Go through the data below and gather each line containing "GARCIA".
═══ Source material ═══
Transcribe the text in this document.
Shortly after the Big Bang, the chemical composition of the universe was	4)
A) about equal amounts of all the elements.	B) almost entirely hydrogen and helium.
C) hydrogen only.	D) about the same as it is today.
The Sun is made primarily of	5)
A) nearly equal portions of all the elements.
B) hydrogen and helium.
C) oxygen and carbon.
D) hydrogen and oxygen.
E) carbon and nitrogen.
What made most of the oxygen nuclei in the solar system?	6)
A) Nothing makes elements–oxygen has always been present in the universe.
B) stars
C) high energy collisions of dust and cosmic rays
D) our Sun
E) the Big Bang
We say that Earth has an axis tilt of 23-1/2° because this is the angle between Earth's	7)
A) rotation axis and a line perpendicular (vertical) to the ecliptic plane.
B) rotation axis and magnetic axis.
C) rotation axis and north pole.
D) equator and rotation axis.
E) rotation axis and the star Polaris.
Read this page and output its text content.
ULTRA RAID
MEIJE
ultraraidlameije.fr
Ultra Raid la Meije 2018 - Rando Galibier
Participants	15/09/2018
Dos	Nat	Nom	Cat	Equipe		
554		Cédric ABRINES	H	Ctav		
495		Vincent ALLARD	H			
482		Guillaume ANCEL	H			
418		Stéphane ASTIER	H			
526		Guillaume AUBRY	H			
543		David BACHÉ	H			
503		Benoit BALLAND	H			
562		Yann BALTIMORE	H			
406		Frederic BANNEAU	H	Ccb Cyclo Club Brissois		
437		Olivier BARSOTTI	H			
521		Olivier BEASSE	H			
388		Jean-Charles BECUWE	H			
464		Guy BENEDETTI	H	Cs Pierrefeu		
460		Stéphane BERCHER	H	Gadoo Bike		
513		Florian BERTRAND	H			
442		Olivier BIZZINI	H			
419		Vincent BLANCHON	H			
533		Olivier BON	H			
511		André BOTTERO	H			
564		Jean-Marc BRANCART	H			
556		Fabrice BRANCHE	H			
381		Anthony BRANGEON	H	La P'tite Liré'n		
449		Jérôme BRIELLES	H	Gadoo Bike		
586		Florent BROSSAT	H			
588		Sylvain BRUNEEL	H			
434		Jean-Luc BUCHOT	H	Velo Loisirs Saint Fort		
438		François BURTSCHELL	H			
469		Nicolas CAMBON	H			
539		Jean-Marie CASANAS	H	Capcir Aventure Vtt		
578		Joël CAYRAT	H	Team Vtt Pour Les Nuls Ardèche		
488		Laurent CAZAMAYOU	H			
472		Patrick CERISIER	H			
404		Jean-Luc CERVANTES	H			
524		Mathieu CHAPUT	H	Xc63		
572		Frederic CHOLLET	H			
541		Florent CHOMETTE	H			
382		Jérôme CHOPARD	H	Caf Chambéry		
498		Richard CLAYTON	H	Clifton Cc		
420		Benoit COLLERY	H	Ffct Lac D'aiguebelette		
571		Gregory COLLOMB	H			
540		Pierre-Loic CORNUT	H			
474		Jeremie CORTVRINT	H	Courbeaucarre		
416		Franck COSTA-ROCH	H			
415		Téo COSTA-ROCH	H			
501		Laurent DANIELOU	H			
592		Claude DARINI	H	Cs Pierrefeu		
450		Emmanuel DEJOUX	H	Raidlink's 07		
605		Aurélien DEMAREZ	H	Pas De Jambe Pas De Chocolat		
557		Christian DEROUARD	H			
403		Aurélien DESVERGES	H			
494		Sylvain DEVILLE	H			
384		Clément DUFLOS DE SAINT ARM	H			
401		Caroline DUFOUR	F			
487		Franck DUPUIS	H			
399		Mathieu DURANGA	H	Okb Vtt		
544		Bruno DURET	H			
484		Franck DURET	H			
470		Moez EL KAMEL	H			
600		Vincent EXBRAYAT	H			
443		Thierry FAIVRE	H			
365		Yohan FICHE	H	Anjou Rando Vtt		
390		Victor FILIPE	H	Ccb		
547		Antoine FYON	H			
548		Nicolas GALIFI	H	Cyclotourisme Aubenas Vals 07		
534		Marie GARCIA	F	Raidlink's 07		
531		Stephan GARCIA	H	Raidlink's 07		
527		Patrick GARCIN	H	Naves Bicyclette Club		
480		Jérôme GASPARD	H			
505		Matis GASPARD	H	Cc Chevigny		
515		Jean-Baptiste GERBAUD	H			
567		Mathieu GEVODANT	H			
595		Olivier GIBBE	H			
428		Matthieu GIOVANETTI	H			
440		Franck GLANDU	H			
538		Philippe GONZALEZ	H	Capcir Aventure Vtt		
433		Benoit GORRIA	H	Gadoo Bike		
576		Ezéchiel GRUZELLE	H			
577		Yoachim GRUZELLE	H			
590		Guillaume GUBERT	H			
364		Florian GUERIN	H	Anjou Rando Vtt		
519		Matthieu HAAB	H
═══
## Exercise response
534		Marie GARCIA	F	Raidlink's 07		
531		Stephan GARCIA	H	Raidlink's 07		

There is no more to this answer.